### Set problem
Please write out the lines from the one containing "UI element localization: list each with its bbox. List" up to and including the one containing "coastline — [876, 216, 889, 231]", leaving each unchanged.

[Coordinate annotation records]
+ + +

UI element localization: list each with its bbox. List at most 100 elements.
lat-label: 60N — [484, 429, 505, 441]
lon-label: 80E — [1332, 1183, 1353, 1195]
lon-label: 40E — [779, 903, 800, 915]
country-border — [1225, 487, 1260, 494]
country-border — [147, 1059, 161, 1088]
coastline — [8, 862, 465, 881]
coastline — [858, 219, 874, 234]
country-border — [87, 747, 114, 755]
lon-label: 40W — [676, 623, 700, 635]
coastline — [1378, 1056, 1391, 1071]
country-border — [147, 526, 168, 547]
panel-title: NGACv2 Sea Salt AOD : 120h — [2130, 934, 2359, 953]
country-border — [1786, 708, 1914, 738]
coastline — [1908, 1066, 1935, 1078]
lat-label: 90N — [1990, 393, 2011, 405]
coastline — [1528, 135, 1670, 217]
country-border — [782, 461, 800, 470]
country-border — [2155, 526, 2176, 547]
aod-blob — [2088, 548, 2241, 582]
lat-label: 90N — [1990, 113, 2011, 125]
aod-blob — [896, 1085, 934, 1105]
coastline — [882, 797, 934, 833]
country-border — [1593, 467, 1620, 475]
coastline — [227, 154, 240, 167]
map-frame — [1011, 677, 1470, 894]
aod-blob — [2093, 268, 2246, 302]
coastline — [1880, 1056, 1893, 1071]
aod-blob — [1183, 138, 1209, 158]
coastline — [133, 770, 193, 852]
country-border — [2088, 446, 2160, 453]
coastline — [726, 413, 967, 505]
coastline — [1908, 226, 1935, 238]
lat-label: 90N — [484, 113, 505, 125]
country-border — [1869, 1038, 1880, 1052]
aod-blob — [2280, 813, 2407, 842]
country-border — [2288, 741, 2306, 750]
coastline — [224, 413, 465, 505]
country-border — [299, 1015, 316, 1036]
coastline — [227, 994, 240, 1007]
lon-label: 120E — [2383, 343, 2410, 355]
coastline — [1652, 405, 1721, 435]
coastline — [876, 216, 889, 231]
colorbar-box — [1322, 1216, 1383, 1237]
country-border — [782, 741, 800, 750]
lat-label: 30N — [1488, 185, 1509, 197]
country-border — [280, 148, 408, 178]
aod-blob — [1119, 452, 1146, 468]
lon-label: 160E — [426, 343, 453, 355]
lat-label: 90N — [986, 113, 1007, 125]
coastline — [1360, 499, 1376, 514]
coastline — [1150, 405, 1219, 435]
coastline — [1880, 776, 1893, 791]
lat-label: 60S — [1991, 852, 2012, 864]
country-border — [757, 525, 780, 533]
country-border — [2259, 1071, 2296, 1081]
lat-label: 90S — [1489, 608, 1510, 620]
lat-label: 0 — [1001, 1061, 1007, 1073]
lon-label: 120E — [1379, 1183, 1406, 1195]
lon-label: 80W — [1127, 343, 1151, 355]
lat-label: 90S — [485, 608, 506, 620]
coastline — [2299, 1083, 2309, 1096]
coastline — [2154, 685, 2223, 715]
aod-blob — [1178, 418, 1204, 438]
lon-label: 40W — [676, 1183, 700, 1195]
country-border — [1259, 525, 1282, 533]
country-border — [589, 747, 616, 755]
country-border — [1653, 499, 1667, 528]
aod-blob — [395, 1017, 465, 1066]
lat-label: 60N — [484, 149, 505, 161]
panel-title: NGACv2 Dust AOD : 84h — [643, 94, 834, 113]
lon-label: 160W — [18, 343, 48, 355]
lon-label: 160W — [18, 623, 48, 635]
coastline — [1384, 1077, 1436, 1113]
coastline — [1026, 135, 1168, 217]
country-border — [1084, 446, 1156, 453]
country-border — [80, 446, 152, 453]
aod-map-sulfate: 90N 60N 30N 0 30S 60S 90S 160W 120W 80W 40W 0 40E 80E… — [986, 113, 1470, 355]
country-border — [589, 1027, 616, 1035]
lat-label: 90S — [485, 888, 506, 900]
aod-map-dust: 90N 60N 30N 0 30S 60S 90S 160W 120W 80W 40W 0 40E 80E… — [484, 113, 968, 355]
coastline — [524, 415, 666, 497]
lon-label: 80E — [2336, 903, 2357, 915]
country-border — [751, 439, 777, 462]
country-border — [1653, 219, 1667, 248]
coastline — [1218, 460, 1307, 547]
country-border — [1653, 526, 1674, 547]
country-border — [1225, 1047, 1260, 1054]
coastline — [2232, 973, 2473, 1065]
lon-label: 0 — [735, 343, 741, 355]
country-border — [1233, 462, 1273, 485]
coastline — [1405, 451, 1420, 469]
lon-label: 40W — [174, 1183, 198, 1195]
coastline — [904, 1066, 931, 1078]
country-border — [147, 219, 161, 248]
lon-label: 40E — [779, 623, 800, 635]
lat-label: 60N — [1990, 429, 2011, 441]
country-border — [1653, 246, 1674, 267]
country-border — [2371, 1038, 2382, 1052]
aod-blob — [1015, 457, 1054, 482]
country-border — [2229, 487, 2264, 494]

+ + +

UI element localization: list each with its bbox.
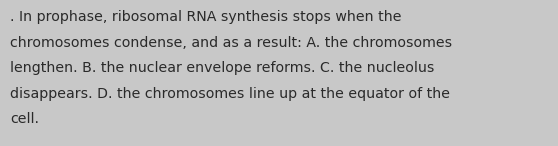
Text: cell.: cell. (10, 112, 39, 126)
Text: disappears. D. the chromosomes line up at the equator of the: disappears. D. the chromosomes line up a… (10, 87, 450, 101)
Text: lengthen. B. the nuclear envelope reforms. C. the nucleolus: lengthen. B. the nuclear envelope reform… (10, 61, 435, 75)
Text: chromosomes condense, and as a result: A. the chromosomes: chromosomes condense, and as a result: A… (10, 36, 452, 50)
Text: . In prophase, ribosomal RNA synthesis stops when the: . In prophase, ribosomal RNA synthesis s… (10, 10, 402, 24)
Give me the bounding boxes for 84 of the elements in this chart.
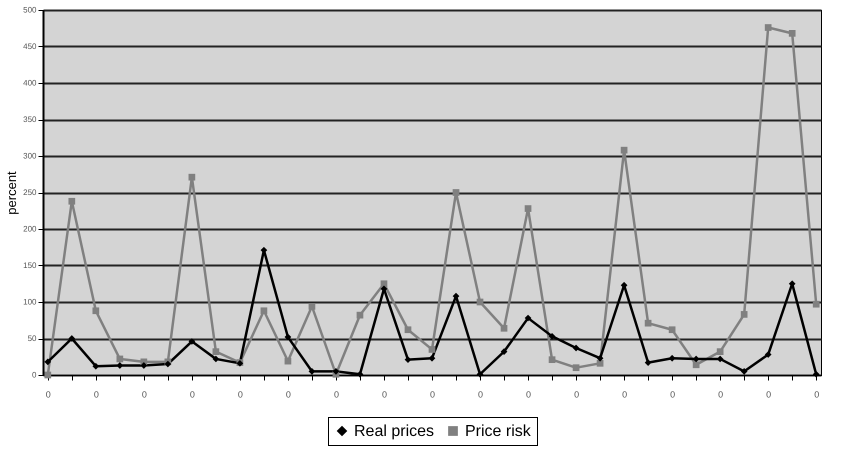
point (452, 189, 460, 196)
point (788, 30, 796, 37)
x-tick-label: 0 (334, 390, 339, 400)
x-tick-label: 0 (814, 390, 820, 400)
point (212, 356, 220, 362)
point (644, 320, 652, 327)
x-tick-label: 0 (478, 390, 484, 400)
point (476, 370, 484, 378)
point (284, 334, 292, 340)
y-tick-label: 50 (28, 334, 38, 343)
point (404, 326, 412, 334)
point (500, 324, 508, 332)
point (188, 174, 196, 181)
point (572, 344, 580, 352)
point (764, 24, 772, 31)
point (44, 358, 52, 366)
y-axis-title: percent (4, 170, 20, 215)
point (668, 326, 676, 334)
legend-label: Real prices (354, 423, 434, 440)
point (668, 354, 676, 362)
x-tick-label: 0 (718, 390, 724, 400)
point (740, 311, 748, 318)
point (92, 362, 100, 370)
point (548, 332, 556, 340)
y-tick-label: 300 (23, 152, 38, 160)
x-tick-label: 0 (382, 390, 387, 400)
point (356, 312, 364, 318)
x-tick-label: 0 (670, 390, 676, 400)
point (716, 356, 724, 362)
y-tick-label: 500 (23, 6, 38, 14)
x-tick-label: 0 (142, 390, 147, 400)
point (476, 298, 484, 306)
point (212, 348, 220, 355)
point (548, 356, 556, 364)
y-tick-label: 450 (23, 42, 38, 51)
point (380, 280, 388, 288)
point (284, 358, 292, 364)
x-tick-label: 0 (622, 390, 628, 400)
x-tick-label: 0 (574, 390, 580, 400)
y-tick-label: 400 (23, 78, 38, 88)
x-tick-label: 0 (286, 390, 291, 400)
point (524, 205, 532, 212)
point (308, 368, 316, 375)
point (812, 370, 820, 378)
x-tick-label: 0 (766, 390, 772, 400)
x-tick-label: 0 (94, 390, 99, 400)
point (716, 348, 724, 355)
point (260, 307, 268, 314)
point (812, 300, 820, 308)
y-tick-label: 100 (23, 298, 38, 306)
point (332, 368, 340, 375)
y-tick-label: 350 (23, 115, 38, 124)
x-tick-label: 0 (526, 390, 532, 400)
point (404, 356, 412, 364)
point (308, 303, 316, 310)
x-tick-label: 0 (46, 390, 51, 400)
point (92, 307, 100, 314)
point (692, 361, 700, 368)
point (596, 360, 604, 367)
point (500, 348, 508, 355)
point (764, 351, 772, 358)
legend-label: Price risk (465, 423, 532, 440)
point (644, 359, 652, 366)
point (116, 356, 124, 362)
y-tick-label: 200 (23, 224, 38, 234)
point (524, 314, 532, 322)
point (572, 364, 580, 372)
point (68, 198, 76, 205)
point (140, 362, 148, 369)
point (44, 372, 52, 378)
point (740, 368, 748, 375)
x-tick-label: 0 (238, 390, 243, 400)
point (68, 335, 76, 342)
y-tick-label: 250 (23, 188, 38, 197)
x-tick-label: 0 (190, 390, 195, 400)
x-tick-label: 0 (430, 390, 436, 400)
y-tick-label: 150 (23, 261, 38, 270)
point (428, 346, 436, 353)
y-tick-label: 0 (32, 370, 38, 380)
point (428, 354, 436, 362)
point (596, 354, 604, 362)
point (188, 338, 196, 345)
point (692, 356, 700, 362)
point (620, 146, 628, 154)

+ + +

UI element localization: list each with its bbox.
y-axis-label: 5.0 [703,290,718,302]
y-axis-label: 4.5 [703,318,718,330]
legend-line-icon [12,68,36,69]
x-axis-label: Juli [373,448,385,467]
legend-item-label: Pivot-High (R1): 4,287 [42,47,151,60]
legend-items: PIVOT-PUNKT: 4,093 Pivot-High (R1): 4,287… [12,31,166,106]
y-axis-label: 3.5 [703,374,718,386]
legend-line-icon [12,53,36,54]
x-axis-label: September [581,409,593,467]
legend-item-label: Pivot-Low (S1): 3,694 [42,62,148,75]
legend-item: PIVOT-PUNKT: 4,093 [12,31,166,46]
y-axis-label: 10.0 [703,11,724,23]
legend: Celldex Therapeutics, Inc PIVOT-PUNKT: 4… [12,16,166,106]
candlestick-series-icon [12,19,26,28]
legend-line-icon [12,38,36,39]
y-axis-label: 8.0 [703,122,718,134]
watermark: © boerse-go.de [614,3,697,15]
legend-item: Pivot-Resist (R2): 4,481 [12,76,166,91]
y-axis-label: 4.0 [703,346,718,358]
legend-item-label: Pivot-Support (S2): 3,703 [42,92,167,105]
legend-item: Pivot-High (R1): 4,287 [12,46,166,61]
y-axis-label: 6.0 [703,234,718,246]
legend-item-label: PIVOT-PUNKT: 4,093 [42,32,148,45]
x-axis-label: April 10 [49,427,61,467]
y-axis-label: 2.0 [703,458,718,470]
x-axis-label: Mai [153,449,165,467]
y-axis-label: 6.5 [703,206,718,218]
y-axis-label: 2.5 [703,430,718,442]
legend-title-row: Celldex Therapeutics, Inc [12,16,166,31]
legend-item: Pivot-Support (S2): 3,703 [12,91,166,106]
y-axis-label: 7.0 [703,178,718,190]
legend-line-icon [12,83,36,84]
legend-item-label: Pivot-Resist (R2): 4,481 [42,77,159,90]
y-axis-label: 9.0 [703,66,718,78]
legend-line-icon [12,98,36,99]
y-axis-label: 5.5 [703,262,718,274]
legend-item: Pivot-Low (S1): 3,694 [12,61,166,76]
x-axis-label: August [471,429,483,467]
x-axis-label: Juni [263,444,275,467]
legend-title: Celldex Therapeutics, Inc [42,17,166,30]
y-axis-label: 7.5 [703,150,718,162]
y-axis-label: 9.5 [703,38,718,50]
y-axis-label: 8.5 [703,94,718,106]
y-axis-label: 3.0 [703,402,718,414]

+ + +

### Result of the task
UI element localization: list each with its bbox. List at most 100 elements.
lat-label: 60N — [484, 429, 505, 441]
lon-label: 80E — [1332, 1183, 1353, 1195]
lon-label: 40E — [779, 903, 800, 915]
country-border — [1225, 487, 1260, 494]
country-border — [147, 1059, 161, 1088]
coastline — [8, 862, 465, 881]
coastline — [858, 219, 874, 234]
country-border — [87, 747, 114, 755]
lon-label: 40W — [676, 623, 700, 635]
coastline — [1378, 1056, 1391, 1071]
country-border — [147, 526, 168, 547]
panel-title: NGACv2 Sea Salt AOD : 120h — [2130, 934, 2359, 953]
country-border — [1786, 708, 1914, 738]
coastline — [1908, 1066, 1935, 1078]
lat-label: 90N — [1990, 393, 2011, 405]
coastline — [1528, 135, 1670, 217]
country-border — [782, 461, 800, 470]
country-border — [2155, 526, 2176, 547]
aod-blob — [2088, 548, 2241, 582]
lat-label: 90N — [1990, 113, 2011, 125]
aod-blob — [896, 1085, 934, 1105]
coastline — [882, 797, 934, 833]
country-border — [1593, 467, 1620, 475]
coastline — [227, 154, 240, 167]
map-frame — [1011, 677, 1470, 894]
aod-blob — [2093, 268, 2246, 302]
coastline — [1880, 1056, 1893, 1071]
aod-blob — [1183, 138, 1209, 158]
coastline — [133, 770, 193, 852]
country-border — [2088, 446, 2160, 453]
coastline — [726, 413, 967, 505]
coastline — [1908, 226, 1935, 238]
lat-label: 90N — [484, 113, 505, 125]
country-border — [1869, 1038, 1880, 1052]
aod-blob — [2280, 813, 2407, 842]
country-border — [2288, 741, 2306, 750]
coastline — [224, 413, 465, 505]
country-border — [299, 1015, 316, 1036]
coastline — [227, 994, 240, 1007]
lon-label: 120E — [2383, 343, 2410, 355]
coastline — [1652, 405, 1721, 435]
coastline — [876, 216, 889, 231]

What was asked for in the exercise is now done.